• _Exercise details_: In full and without deviation, write out the entries that follow.
——————————
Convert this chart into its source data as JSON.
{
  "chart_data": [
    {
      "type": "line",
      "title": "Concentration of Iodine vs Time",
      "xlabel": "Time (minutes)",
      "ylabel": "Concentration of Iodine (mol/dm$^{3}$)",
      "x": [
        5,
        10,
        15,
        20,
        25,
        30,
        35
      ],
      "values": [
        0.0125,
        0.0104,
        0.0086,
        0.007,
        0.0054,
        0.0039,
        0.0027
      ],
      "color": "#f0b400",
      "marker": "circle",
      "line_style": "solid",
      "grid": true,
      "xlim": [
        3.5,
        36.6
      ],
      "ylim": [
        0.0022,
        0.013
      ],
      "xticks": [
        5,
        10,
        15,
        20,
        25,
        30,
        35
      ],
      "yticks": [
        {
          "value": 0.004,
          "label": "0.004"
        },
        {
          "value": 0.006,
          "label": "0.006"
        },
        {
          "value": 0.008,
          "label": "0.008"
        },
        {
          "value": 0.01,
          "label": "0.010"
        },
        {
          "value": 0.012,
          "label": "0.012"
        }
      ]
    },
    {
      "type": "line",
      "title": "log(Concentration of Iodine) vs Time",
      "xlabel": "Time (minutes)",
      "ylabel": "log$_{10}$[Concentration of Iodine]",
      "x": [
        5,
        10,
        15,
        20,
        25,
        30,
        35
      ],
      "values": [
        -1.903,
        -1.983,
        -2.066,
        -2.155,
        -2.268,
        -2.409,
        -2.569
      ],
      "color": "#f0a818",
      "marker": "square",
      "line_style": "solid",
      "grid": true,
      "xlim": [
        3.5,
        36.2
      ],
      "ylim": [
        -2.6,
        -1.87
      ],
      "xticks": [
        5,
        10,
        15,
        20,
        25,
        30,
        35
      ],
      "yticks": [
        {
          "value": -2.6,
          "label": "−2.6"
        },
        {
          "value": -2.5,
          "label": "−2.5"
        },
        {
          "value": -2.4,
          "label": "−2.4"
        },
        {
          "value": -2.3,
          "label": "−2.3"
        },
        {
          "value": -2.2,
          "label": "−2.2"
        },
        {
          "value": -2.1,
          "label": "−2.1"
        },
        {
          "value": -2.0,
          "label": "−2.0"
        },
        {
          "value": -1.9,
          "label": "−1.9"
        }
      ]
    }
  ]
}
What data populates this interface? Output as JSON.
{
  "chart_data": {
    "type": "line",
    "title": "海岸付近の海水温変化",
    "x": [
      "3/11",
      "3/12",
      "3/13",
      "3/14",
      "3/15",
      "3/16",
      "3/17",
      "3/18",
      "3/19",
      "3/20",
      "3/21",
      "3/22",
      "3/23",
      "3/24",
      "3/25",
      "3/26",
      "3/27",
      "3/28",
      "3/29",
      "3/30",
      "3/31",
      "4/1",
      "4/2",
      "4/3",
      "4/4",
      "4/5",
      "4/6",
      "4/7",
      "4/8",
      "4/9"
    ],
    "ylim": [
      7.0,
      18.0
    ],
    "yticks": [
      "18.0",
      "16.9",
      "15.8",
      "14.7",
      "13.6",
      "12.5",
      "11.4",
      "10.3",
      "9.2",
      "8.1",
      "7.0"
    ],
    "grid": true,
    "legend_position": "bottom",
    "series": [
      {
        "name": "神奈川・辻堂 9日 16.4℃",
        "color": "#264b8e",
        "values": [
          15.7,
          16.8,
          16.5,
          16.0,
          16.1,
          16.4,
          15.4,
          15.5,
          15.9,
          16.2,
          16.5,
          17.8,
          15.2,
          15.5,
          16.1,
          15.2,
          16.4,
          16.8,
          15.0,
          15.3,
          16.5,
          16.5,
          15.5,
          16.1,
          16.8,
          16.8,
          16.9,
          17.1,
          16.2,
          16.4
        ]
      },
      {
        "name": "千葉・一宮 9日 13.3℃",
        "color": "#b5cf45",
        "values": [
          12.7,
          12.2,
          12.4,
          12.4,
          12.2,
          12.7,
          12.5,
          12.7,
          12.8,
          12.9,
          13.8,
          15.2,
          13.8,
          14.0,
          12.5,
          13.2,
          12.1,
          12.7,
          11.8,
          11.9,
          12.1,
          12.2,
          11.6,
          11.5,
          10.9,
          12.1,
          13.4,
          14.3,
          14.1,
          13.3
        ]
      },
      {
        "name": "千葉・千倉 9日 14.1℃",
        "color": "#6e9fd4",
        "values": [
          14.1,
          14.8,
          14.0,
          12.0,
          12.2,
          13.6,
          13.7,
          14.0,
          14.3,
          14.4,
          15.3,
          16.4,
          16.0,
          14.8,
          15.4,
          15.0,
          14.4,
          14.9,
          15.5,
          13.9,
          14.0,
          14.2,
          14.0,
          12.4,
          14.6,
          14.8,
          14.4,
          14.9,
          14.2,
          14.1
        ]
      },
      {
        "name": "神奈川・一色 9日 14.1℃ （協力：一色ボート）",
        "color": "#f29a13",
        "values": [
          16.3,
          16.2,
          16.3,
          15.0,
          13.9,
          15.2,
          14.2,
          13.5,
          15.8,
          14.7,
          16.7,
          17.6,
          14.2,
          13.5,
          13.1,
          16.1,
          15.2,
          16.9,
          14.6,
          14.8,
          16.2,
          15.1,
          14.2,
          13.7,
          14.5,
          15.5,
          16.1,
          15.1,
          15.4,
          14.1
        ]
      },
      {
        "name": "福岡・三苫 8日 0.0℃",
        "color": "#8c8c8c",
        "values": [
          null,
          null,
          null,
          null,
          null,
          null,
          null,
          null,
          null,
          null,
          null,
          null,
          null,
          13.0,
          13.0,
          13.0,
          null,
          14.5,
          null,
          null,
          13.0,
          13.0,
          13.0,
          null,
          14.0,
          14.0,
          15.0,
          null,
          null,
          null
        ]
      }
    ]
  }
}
——————————
• _Output_:
Convert this chart into its source data as JSON.
{
  "chart_data": [
    {
      "type": "line",
      "title": "Concentration of Iodine vs Time",
      "xlabel": "Time (minutes)",
      "ylabel": "Concentration of Iodine (mol/dm$^{3}$)",
      "x": [
        5,
        10,
        15,
        20,
        25,
        30,
        35
      ],
      "values": [
        0.0125,
        0.0104,
        0.0086,
        0.007,
        0.0054,
        0.0039,
        0.0027
      ],
      "color": "#f0b400",
      "marker": "circle",
      "line_style": "solid",
      "grid": true,
      "xlim": [
        3.5,
        36.6
      ],
      "ylim": [
        0.0022,
        0.013
      ],
      "xticks": [
        5,
        10,
        15,
        20,
        25,
        30,
        35
      ],
      "yticks": [
        {
          "value": 0.004,
          "label": "0.004"
        },
        {
          "value": 0.006,
          "label": "0.006"
        },
        {
          "value": 0.008,
          "label": "0.008"
        },
        {
          "value": 0.01,
          "label": "0.010"
        },
        {
          "value": 0.012,
          "label": "0.012"
        }
      ]
    },
    {
      "type": "line",
      "title": "log(Concentration of Iodine) vs Time",
      "xlabel": "Time (minutes)",
      "ylabel": "log$_{10}$[Concentration of Iodine]",
      "x": [
        5,
        10,
        15,
        20,
        25,
        30,
        35
      ],
      "values": [
        -1.903,
        -1.983,
        -2.066,
        -2.155,
        -2.268,
        -2.409,
        -2.569
      ],
      "color": "#f0a818",
      "marker": "square",
      "line_style": "solid",
      "grid": true,
      "xlim": [
        3.5,
        36.2
      ],
      "ylim": [
        -2.6,
        -1.87
      ],
      "xticks": [
        5,
        10,
        15,
        20,
        25,
        30,
        35
      ],
      "yticks": [
        {
          "value": -2.6,
          "label": "−2.6"
        },
        {
          "value": -2.5,
          "label": "−2.5"
        },
        {
          "value": -2.4,
          "label": "−2.4"
        },
        {
          "value": -2.3,
          "label": "−2.3"
        },
        {
          "value": -2.2,
          "label": "−2.2"
        },
        {
          "value": -2.1,
          "label": "−2.1"
        },
        {
          "value": -2.0,
          "label": "−2.0"
        },
        {
          "value": -1.9,
          "label": "−1.9"
        }
      ]
    }
  ]
}
What data populates this interface? Output as JSON.
{
  "chart_data": {
    "type": "line",
    "title": "海岸付近の海水温変化",
    "x": [
      "3/11",
      "3/12",
      "3/13",
      "3/14",
      "3/15",
      "3/16",
      "3/17",
      "3/18",
      "3/19",
      "3/20",
      "3/21",
      "3/22",
      "3/23",
      "3/24",
      "3/25",
      "3/26",
      "3/27",
      "3/28",
      "3/29",
      "3/30",
      "3/31",
      "4/1",
      "4/2",
      "4/3",
      "4/4",
      "4/5",
      "4/6",
      "4/7",
      "4/8",
      "4/9"
    ],
    "ylim": [
      7.0,
      18.0
    ],
    "yticks": [
      "18.0",
      "16.9",
      "15.8",
      "14.7",
      "13.6",
      "12.5",
      "11.4",
      "10.3",
      "9.2",
      "8.1",
      "7.0"
    ],
    "grid": true,
    "legend_position": "bottom",
    "series": [
      {
        "name": "神奈川・辻堂 9日 16.4℃",
        "color": "#264b8e",
        "values": [
          15.7,
          16.8,
          16.5,
          16.0,
          16.1,
          16.4,
          15.4,
          15.5,
          15.9,
          16.2,
          16.5,
          17.8,
          15.2,
          15.5,
          16.1,
          15.2,
          16.4,
          16.8,
          15.0,
          15.3,
          16.5,
          16.5,
          15.5,
          16.1,
          16.8,
          16.8,
          16.9,
          17.1,
          16.2,
          16.4
        ]
      },
      {
        "name": "千葉・一宮 9日 13.3℃",
        "color": "#b5cf45",
        "values": [
          12.7,
          12.2,
          12.4,
          12.4,
          12.2,
          12.7,
          12.5,
          12.7,
          12.8,
          12.9,
          13.8,
          15.2,
          13.8,
          14.0,
          12.5,
          13.2,
          12.1,
          12.7,
          11.8,
          11.9,
          12.1,
          12.2,
          11.6,
          11.5,
          10.9,
          12.1,
          13.4,
          14.3,
          14.1,
          13.3
        ]
      },
      {
        "name": "千葉・千倉 9日 14.1℃",
        "color": "#6e9fd4",
        "values": [
          14.1,
          14.8,
          14.0,
          12.0,
          12.2,
          13.6,
          13.7,
          14.0,
          14.3,
          14.4,
          15.3,
          16.4,
          16.0,
          14.8,
          15.4,
          15.0,
          14.4,
          14.9,
          15.5,
          13.9,
          14.0,
          14.2,
          14.0,
          12.4,
          14.6,
          14.8,
          14.4,
          14.9,
          14.2,
          14.1
        ]
      },
      {
        "name": "神奈川・一色 9日 14.1℃ （協力：一色ボート）",
        "color": "#f29a13",
        "values": [
          16.3,
          16.2,
          16.3,
          15.0,
          13.9,
          15.2,
          14.2,
          13.5,
          15.8,
          14.7,
          16.7,
          17.6,
          14.2,
          13.5,
          13.1,
          16.1,
          15.2,
          16.9,
          14.6,
          14.8,
          16.2,
          15.1,
          14.2,
          13.7,
          14.5,
          15.5,
          16.1,
          15.1,
          15.4,
          14.1
        ]
      },
      {
        "name": "福岡・三苫 8日 0.0℃",
        "color": "#8c8c8c",
        "values": [
          null,
          null,
          null,
          null,
          null,
          null,
          null,
          null,
          null,
          null,
          null,
          null,
          null,
          13.0,
          13.0,
          13.0,
          null,
          14.5,
          null,
          null,
          13.0,
          13.0,
          13.0,
          null,
          14.0,
          14.0,
          15.0,
          null,
          null,
          null
        ]
      }
    ]
  }
}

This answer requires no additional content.